- [RECORDS PROVIDED]:
# # # #

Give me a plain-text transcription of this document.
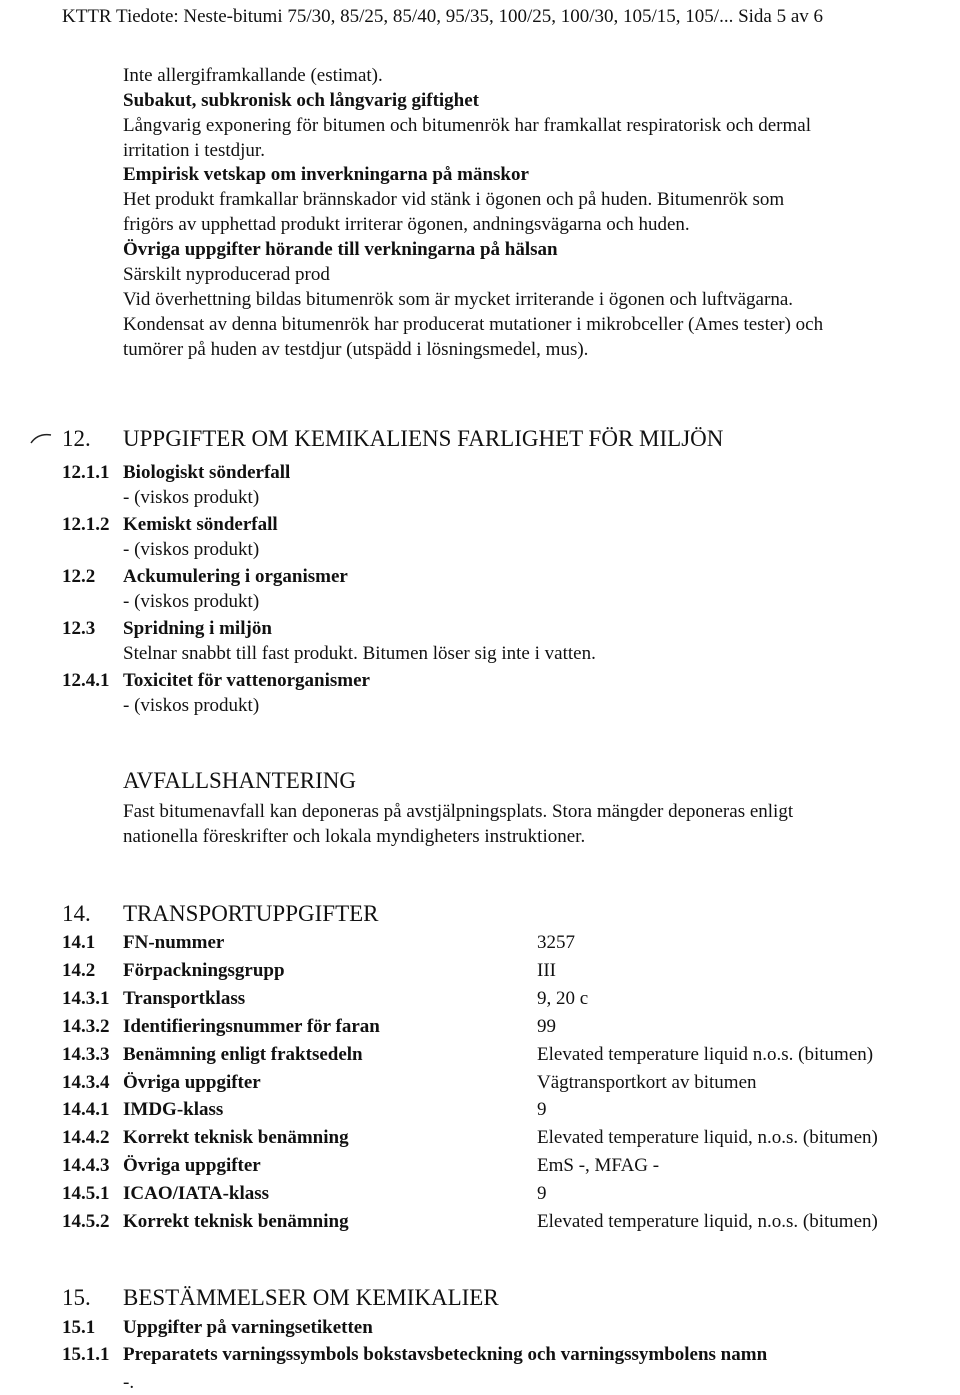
KTTR Tiedote: Neste-bitumi 75/30, 85/25, 85/40, 95/35, 100/25, 100/30, 105/15, 105/... Sida 5 av 6
Inte allergiframkallande (estimat).
Subakut, subkronisk och långvarig giftighet
Långvarig exponering för bitumen och bitumenrök har framkallat respiratorisk och dermal
irritation i testdjur.
Empirisk vetskap om inverkningarna på mänskor
Het produkt framkallar brännskador vid stänk i ögonen och på huden. Bitumenrök som
frigörs av upphettad produkt irriterar ögonen, andningsvägarna och huden.
Övriga uppgifter hörande till verkningarna på hälsan
Särskilt nyproducerad prod
Vid överhettning bildas bitumenrök som är mycket irriterande i ögonen och luftvägarna.
Kondensat av denna bitumenrök har producerat mutationer i mikrobceller (Ames tester) och
tumörer på huden av testdjur (utspädd i lösningsmedel, mus).
12. UPPGIFTER OM KEMIKALIENS FARLIGHET FÖR MILJÖN
12.1.1 Biologiskt sönderfall
- (viskos produkt)
12.1.2 Kemiskt sönderfall
- (viskos produkt)
12.2 Ackumulering i organismer
- (viskos produkt)
12.3 Spridning i miljön
Stelnar snabbt till fast produkt. Bitumen löser sig inte i vatten.
12.4.1 Toxicitet för vattenorganismer
- (viskos produkt)
AVFALLSHANTERING
Fast bitumenavfall kan deponeras på avstjälpningsplats. Stora mängder deponeras enligt
nationella föreskrifter och lokala myndigheters instruktioner.
14. TRANSPORTUPPGIFTER
14.1 FN-nummer	3257
14.2 Förpackningsgrupp	III
14.3.1 Transportklass	9, 20 c
14.3.2 Identifieringsnummer för faran	99
14.3.3 Benämning enligt fraktsedeln	Elevated temperature liquid n.o.s. (bitumen)
14.3.4 Övriga uppgifter	Vägtransportkort av bitumen
14.4.1 IMDG-klass	9
14.4.2 Korrekt teknisk benämning	Elevated temperature liquid, n.o.s. (bitumen)
14.4.3 Övriga uppgifter	EmS -, MFAG -
14.5.1 ICAO/IATA-klass	9
14.5.2 Korrekt teknisk benämning	Elevated temperature liquid, n.o.s. (bitumen)
15. BESTÄMMELSER OM KEMIKALIER
15.1 Uppgifter på varningsetiketten
15.1.1 Preparatets varningssymbols bokstavsbeteckning och varningssymbolens namn
-.
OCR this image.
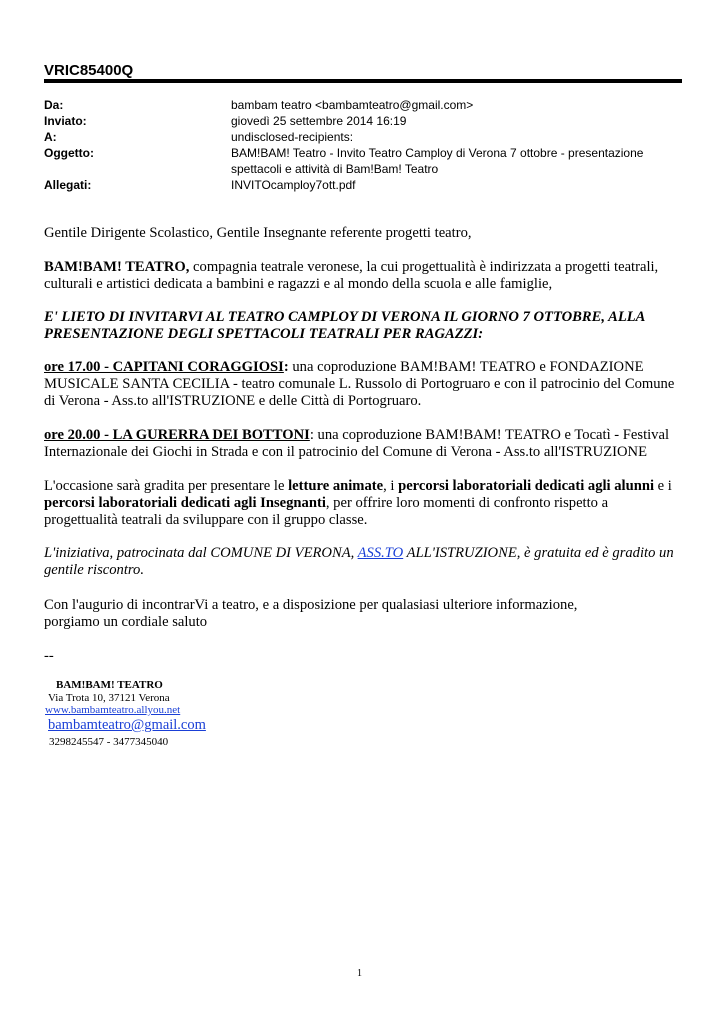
VRIC85400Q
Da:	bambam teatro <bambamteatro@gmail.com>
Inviato:	giovedì 25 settembre 2014 16:19
A:	undisclosed-recipients:
Oggetto:	BAM!BAM! Teatro - Invito Teatro Camploy di Verona 7 ottobre - presentazione spettacoli e attività di Bam!Bam! Teatro
Allegati:	INVITOcamploy7ott.pdf

Gentile Dirigente Scolastico, Gentile Insegnante referente progetti teatro,

BAM!BAM! TEATRO, compagnia teatrale veronese, la cui progettualità è indirizzata a progetti teatrali, culturali e artistici dedicata a bambini e ragazzi e al mondo della scuola e alle famiglie,

E' LIETO DI INVITARVI AL TEATRO CAMPLOY DI VERONA IL GIORNO 7 OTTOBRE, ALLA PRESENTAZIONE DEGLI SPETTACOLI TEATRALI PER RAGAZZI:

ore 17.00 - CAPITANI CORAGGIOSI: una coproduzione BAM!BAM! TEATRO e FONDAZIONE MUSICALE SANTA CECILIA - teatro comunale L. Russolo di Portogruaro e con il patrocinio del Comune di Verona - Ass.to all'ISTRUZIONE e delle Città di Portogruaro.

ore 20.00 - LA GURERRA DEI BOTTONI: una coproduzione BAM!BAM! TEATRO e Tocatì - Festival Internazionale dei Giochi in Strada e con il patrocinio del Comune di Verona - Ass.to all'ISTRUZIONE

L'occasione sarà gradita per presentare le letture animate, i percorsi laboratoriali dedicati agli alunni e i percorsi laboratoriali dedicati agli Insegnanti, per offrire loro momenti di confronto rispetto a progettualità teatrali da sviluppare con il gruppo classe.

L'iniziativa, patrocinata dal COMUNE DI VERONA, ASS.TO ALL'ISTRUZIONE, è gratuita ed è gradito un gentile riscontro.

Con l'augurio di incontrarVi a teatro, e a disposizione per qualasiasi ulteriore informazione,

porgiamo un cordiale saluto

--

BAM!BAM! TEATRO
Via Trota 10, 37121 Verona
www.bambamteatro.allyou.net
bambamteatro@gmail.com
3298245547 - 3477345040
1
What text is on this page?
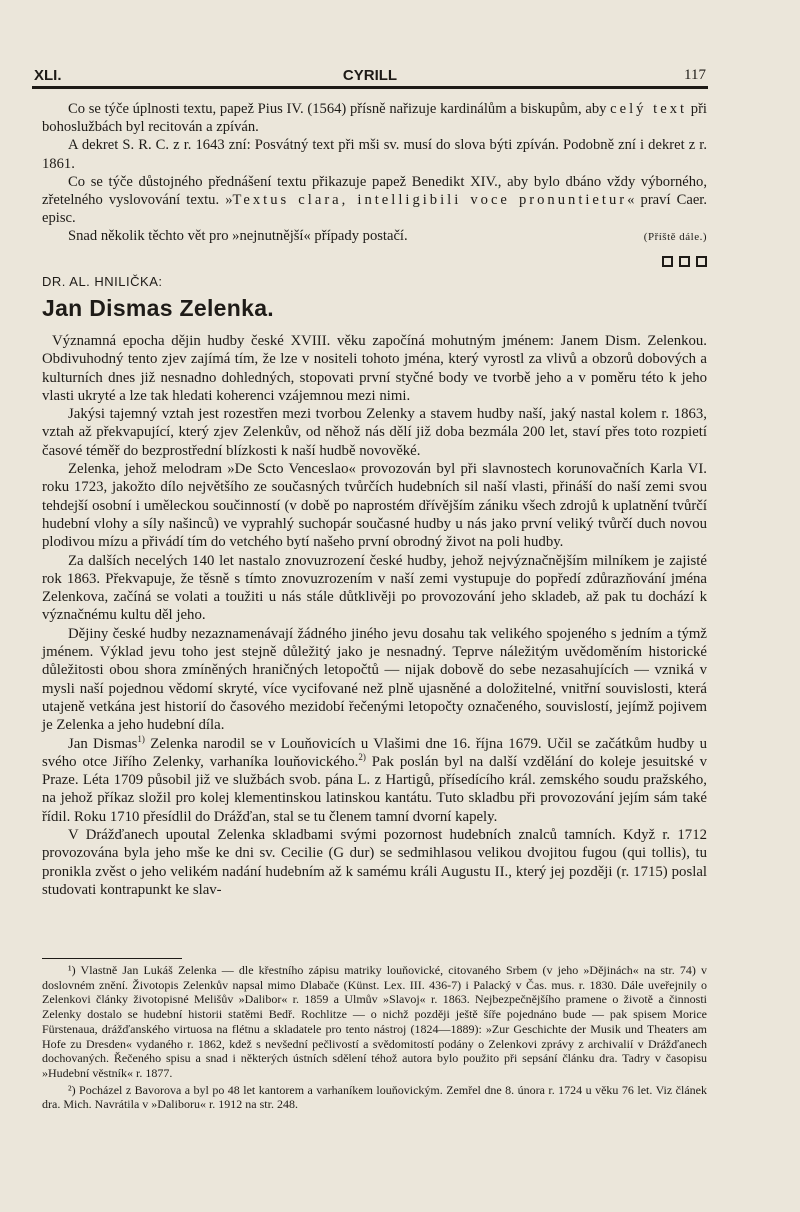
XLI.	CYRILL	117

Co se týče úplnosti textu, papež Pius IV. (1564) přísně nařizuje kardinálům a biskupům, aby celý text při bohoslužbách byl recitován a zpíván.

A dekret S. R. C. z r. 1643 zní: Posvátný text při mši sv. musí do slova býti zpíván. Podobně zní i dekret z r. 1861.

Co se týče důstojného přednášení textu přikazuje papež Benedikt XIV., aby bylo dbáno vždy výborného, zřetelného vyslovování textu. »Textus clara, intelligibili voce pronuntietur« praví Caer. episc.

Snad několik těchto vět pro »nejnutnější« případy postačí.	(Příště dále.)

DR. AL. HNILIČKA:
Jan Dismas Zelenka.

Významná epocha dějin hudby české XVIII. věku započíná mohutným jménem: Janem Dism. Zelenkou. Obdivuhodný tento zjev zajímá tím, že lze v nositeli tohoto jména, který vyrostl za vlivů a obzorů dobových a kulturních dnes již nesnadno dohledných, stopovati první styčné body ve tvorbě jeho a v poměru této k jeho vlasti ukryté a lze tak hledati koherenci vzájemnou mezi nimi.

Jakýsi tajemný vztah jest rozestřen mezi tvorbou Zelenky a stavem hudby naší, jaký nastal kolem r. 1863, vztah až překvapující, který zjev Zelenkův, od něhož nás dělí již doba bezmála 200 let, staví přes toto rozpietí časové téměř do bezprostřední blízkosti k naší hudbě novověké.

Zelenka, jehož melodram »De Scto Venceslao« provozován byl při slavnostech korunovačních Karla VI. roku 1723, jakožto dílo největšího ze současných tvůrčích hudebních sil naší vlasti, přináší do naší zemi svou tehdejší osobní i uměleckou součinností (v době po naprostém dřívějším zániku všech zdrojů k uplatnění tvůrčí hudební vlohy a síly našinců) ve vyprahlý suchopár současné hudby u nás jako první veliký tvůrčí duch novou plodivou mízu a přivádí tím do vetchého bytí našeho první obrodný život na poli hudby.

Za dalších necelých 140 let nastalo znovuzrození české hudby, jehož nejvýznačnějším milníkem je zajisté rok 1863. Překvapuje, že těsně s tímto znovuzrozením v naší zemi vystupuje do popředí zdůrazňování jména Zelenkova, začíná se volati a toužiti u nás stále důtklivěji po provozování jeho skladeb, až pak tu dochází k význačnému kultu děl jeho.

Dějiny české hudby nezaznamenávají žádného jiného jevu dosahu tak velikého spojeného s jedním a týmž jménem. Výklad jevu toho jest stejně důležitý jako je nesnadný. Teprve náležitým uvědoměním historické důležitosti obou shora zmíněných hraničných letopočtů — nijak dobově do sebe nezasahujících — vzniká v mysli naší pojednou vědomí skryté, více vycifované než plně ujasněné a doložitelné, vnitřní souvislosti, která utajeně vetkána jest historií do časového mezidobí řečenými letopočty označeného, souvislostí, jejímž pojivem je Zelenka a jeho hudební díla.

Jan Dismas$^{1)}$ Zelenka narodil se v Louňovicích u Vlašimi dne 16. října 1679. Učil se začátkům hudby u svého otce Jiřího Zelenky, varhaníka louňovického.$^{2)}$ Pak poslán byl na další vzdělání do koleje jesuitské v Praze. Léta 1709 působil již ve službách svob. pána L. z Hartigů, přísedícího král. zemského soudu pražského, na jehož příkaz složil pro kolej klementinskou latinskou kantátu. Tuto skladbu při provozování jejím sám také řídil. Roku 1710 přesídlil do Drážďan, stal se tu členem tamní dvorní kapely.

V Drážďanech upoutal Zelenka skladbami svými pozornost hudebních znalců tamních. Když r. 1712 provozována byla jeho mše ke dni sv. Cecilie (G dur) se sedmihlasou velikou dvojitou fugou (qui tollis), tu pronikla zvěst o jeho velikém nadání hudebním až k samému králi Augustu II., který jej později (r. 1715) poslal studovati kontrapunkt ke slav-

¹) Vlastně Jan Lukáš Zelenka — dle křestního zápisu matriky louňovické, citovaného Srbem (v jeho »Dějinách« na str. 74) v doslovném znění. Životopis Zelenkův napsal mimo Dlabače (Künst. Lex. III. 436-7) i Palacký v Čas. mus. r. 1830. Dále uveřejnily o Zelenkovi články životopisné Melišův »Dalibor« r. 1859 a Ulmův »Slavoj« r. 1863. Nejbezpečnějšího pramene o životě a činnosti Zelenky dostalo se hudební historii statěmi Bedř. Rochlitze — o nichž později ještě šíře pojednáno bude — pak spisem Morice Fürstenaua, drážďanského virtuosa na flétnu a skladatele pro tento nástroj (1824—1889): »Zur Geschichte der Musik und Theaters am Hofe zu Dresden« vydaného r. 1862, kdež s nevšední pečlivostí a svědomitostí podány o Zelenkovi zprávy z archivalií v Drážďanech dochovaných. Řečeného spisu a snad i některých ústních sdělení téhož autora bylo použito při sepsání článku dra. Tadry v časopisu »Hudební věstník« r. 1877.

²) Pocházel z Bavorova a byl po 48 let kantorem a varhaníkem louňovickým. Zemřel dne 8. února r. 1724 u věku 76 let. Viz článek dra. Mich. Navrátila v »Daliboru« r. 1912 na str. 248.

# # # #

- [WORK TO DO]:
Return all the lines that contain the string "patrocinio".

- [TASK OUTPUT]:
ore 17.00 - CAPITANI CORAGGIOSI: una coproduzione BAM!BAM! TEATRO e FONDAZIONE MUSICALE SANTA CECILIA - teatro comunale L. Russolo di Portogruaro e con il patrocinio del Comune di Verona - Ass.to all'ISTRUZIONE e delle Città di Portogruaro.
ore 20.00 - LA GURERRA DEI BOTTONI: una coproduzione BAM!BAM! TEATRO e Tocatì - Festival Internazionale dei Giochi in Strada e con il patrocinio del Comune di Verona - Ass.to all'ISTRUZIONE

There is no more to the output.